Goal:
List each line of the data that holds the string "this".

Entries shown:

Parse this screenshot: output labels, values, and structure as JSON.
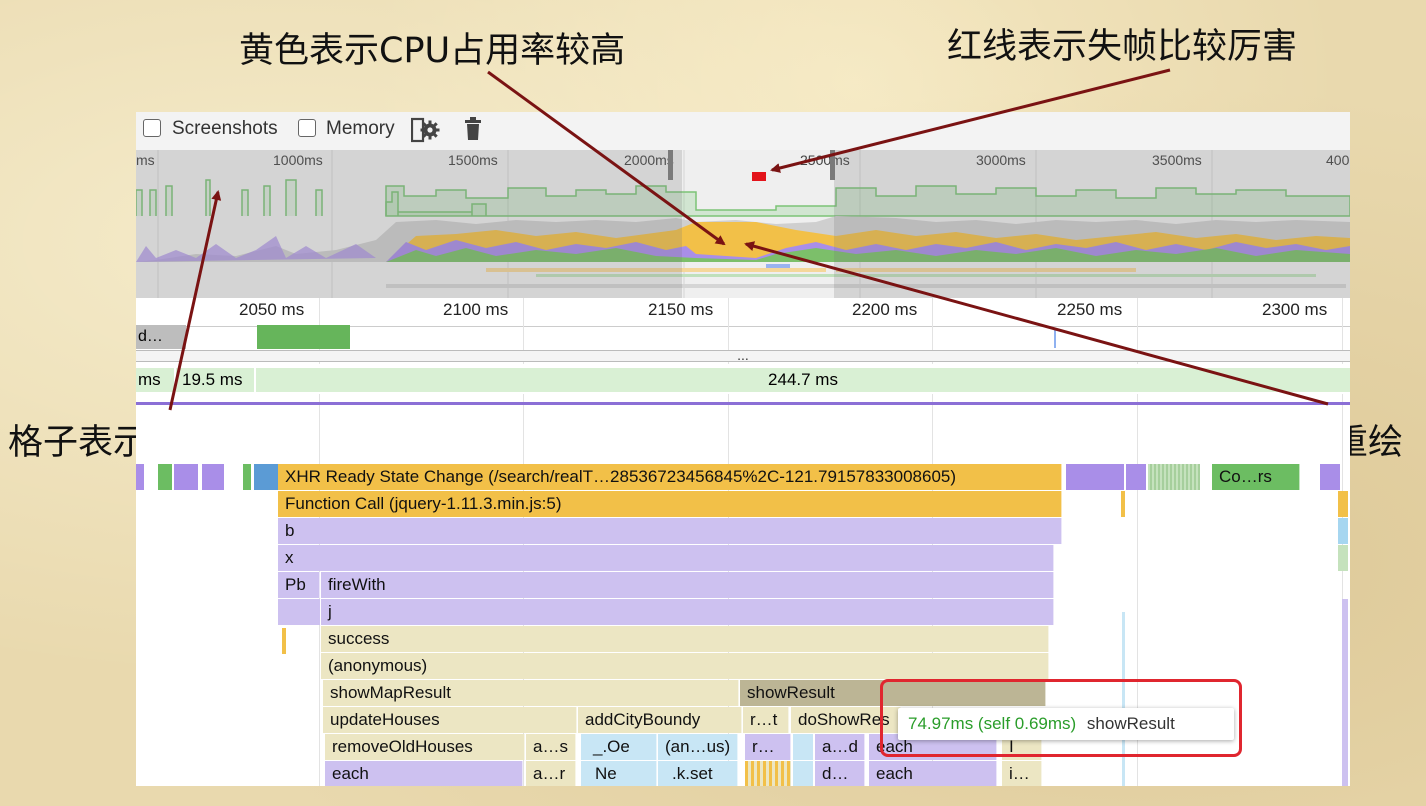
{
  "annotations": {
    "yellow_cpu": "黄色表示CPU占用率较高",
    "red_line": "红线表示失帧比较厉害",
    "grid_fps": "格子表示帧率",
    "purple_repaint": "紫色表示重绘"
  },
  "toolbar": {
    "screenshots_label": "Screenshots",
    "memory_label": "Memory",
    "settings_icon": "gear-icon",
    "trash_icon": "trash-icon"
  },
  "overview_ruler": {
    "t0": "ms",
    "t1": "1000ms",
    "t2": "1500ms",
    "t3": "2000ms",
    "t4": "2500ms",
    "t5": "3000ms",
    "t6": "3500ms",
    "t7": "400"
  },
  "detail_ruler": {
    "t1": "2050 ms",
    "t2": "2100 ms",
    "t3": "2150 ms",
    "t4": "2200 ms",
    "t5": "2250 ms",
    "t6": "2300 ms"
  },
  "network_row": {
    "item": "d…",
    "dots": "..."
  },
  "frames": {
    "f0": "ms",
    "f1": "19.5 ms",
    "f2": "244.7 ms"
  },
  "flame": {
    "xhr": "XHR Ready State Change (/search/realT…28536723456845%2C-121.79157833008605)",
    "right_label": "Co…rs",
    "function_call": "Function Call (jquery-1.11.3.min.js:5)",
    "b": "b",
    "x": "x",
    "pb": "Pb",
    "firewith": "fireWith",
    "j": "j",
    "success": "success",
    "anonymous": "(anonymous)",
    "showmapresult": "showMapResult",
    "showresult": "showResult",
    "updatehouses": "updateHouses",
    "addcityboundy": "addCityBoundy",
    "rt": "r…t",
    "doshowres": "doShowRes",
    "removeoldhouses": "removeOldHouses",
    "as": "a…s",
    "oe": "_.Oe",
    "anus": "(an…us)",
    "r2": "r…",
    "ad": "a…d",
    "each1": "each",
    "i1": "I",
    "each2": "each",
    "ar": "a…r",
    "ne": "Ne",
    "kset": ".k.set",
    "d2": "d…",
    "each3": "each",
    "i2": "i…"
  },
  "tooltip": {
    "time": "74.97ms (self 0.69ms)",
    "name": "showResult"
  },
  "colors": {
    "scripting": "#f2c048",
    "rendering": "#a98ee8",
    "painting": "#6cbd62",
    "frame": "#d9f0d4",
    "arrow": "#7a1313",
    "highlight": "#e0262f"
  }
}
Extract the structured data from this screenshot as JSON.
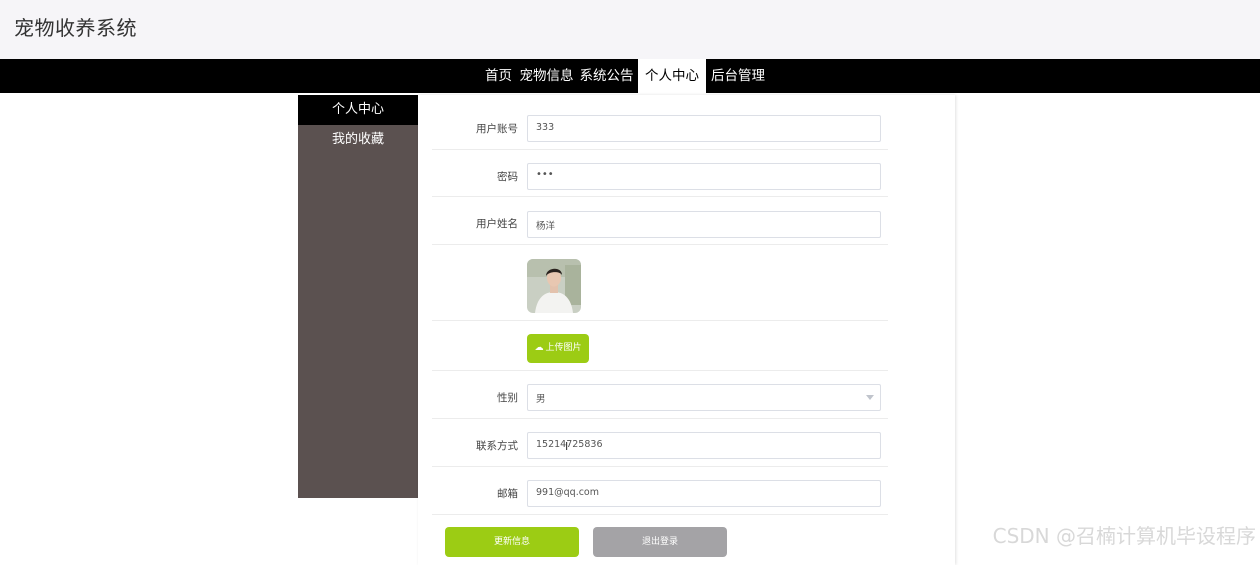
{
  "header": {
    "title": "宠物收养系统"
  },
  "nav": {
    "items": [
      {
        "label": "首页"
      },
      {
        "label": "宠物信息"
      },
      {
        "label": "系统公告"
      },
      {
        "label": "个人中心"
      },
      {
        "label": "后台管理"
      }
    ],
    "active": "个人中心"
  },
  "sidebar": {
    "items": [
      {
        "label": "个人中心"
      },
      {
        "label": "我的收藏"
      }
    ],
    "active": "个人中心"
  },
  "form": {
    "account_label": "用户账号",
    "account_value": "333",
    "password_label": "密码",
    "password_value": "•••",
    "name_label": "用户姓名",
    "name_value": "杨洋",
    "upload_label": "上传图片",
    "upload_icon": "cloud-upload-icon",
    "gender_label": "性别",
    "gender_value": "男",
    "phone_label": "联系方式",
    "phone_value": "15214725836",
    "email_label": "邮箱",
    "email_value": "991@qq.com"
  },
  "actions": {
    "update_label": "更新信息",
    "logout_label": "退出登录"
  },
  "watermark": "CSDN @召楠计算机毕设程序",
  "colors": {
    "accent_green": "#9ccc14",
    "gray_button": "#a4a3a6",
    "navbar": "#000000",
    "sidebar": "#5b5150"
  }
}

Result:
Parse this screenshot: output labels, values, and structure as JSON.
Extract the structured data from this screenshot as JSON.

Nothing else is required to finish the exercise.